GIVEN REQUEST A
Write out everything in the passage on RWM's leadership succession from "Across the stakeholder map" down to "Whitehall and Westminster.", with both ends included.

Stakeholder speculation about the future direction of RWM was inevitable after the announcement of current MD Bruce McKirdy’s retirement.

What’s striking, as you listen to influencers across the stakeholder spectrum, is the degree of unanimity of opinion outside RWM on how the organisation might progress. Regardless of whether you speak to someone in the nuclear industry, local government, public agencies, trades unions or academia, there are common perspectives on the situation.

RWM has been undergoing an internal transformation, as well as investing in new skills and resources. Changes are not always visible, but it is an increasingly different organisation to when it was founded 5 years ago. Bruce McKirdy’s departure focuses attention on the skillset and experience his successor will need, in the next phase of development, to effectively marshall those changes and best deploy the new skills and resources in order to move the siting process forward.

Across the stakeholder map there appears to be a common view that prior nuclear experience is not necessary. The emphasis of opinion on the required skillset is towards finding someone experienced in “people” and “politics”. Whether that’s someone with previous public agency, infrastructure, local government or other leadership experience seems less important to stakeholders than having a record of understanding how to work with local government and communities, of building relationships, and of managing Whitehall and Westminster.

GIVEN REQUEST B
In the records, give again everything from the line containing "chevron-right-icon <box>599 898 613 923</box>" down to the line containing "chevron-right-icon <box>599 564 613 589</box>", including both of those lines.

Layout dataset entries
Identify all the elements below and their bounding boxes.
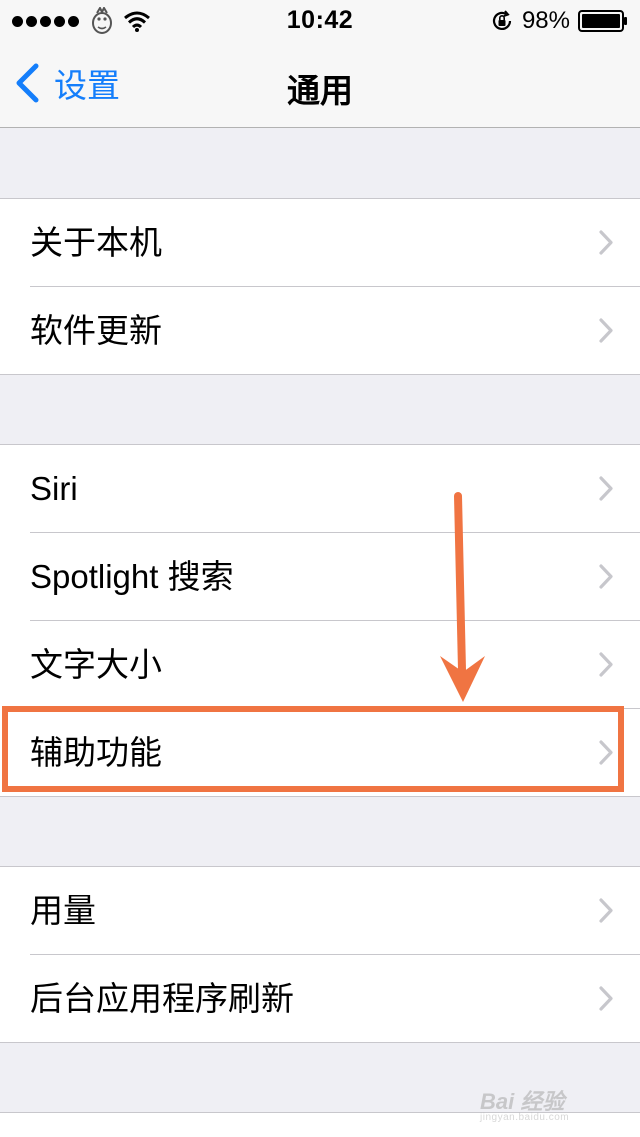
chevron-right-icon <box>599 898 613 923</box>
page-title: 通用 <box>287 72 353 109</box>
settings-group-about: 关于本机 软件更新 <box>0 198 640 375</box>
rotation-lock-icon <box>492 10 512 30</box>
chevron-right-icon <box>599 476 613 501</box>
list-item-label: 软件更新 <box>30 312 162 349</box>
list-item-label: 后台应用程序刷新 <box>30 980 294 1017</box>
list-item-text-size[interactable]: 文字大小 <box>30 620 640 708</box>
list-item-label: 用量 <box>30 892 96 929</box>
watermark-url: jingyan.baidu.com <box>480 1112 570 1123</box>
navigation-bar: 设置 通用 <box>0 40 640 128</box>
chevron-right-icon <box>599 230 613 255</box>
settings-group-usage: 用量 后台应用程序刷新 <box>0 866 640 1043</box>
battery-percent: 98% <box>521 7 570 34</box>
chevron-right-icon <box>599 564 613 589</box>
settings-group-features: Siri Spotlight 搜索 文字大小 辅助功能 <box>0 444 640 797</box>
chevron-right-icon <box>599 740 613 765</box>
chevron-right-icon <box>599 986 613 1011</box>
watermark: Bai 经验 jingyan.baidu.com <box>480 1080 610 1128</box>
list-item-label: 文字大小 <box>30 646 162 683</box>
list-item-background-app-refresh[interactable]: 后台应用程序刷新 <box>30 954 640 1042</box>
list-item-label: 辅助功能 <box>30 734 162 771</box>
list-item-accessibility[interactable]: 辅助功能 <box>30 708 640 796</box>
list-item-spotlight-search[interactable]: Spotlight 搜索 <box>30 532 640 620</box>
list-item-label: 关于本机 <box>30 224 162 261</box>
status-right: 98% <box>490 7 628 35</box>
list-item-usage[interactable]: 用量 <box>0 867 640 954</box>
chevron-right-icon <box>599 318 613 343</box>
chevron-right-icon <box>599 652 613 677</box>
list-item-about[interactable]: 关于本机 <box>0 199 640 286</box>
battery-icon <box>578 10 627 32</box>
status-bar: 10:42 98% <box>0 0 640 40</box>
list-item-label: Spotlight 搜索 <box>30 558 234 595</box>
list-item-label: Siri <box>30 470 78 507</box>
list-item-software-update[interactable]: 软件更新 <box>30 286 640 374</box>
list-item-siri[interactable]: Siri <box>0 445 640 532</box>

TASK SOLUTION A
Across the stakeholder map there appears to be a common view that prior nuclear experience is not necessary. The emphasis of opinion on the required skillset is towards finding someone experienced in “people” and “politics”. Whether that’s someone with previous public agency, infrastructure, local government or other leadership experience seems less important to stakeholders than having a record of understanding how to work with local government and communities, of building relationships, and of managing Whitehall and Westminster.

TASK SOLUTION B
chevron-right-icon <box>599 898 613 923</box>
page-title: 通用 <box>287 72 353 109</box>
settings-group-about: 关于本机 软件更新 <box>0 198 640 375</box>
rotation-lock-icon <box>492 10 512 30</box>
chevron-right-icon <box>599 476 613 501</box>
list-item-label: 软件更新 <box>30 312 162 349</box>
list-item-label: 后台应用程序刷新 <box>30 980 294 1017</box>
list-item-text-size[interactable]: 文字大小 <box>30 620 640 708</box>
list-item-label: 用量 <box>30 892 96 929</box>
watermark-url: jingyan.baidu.com <box>480 1112 570 1123</box>
navigation-bar: 设置 通用 <box>0 40 640 128</box>
chevron-right-icon <box>599 230 613 255</box>
settings-group-usage: 用量 后台应用程序刷新 <box>0 866 640 1043</box>
battery-percent: 98% <box>521 7 570 34</box>
chevron-right-icon <box>599 564 613 589</box>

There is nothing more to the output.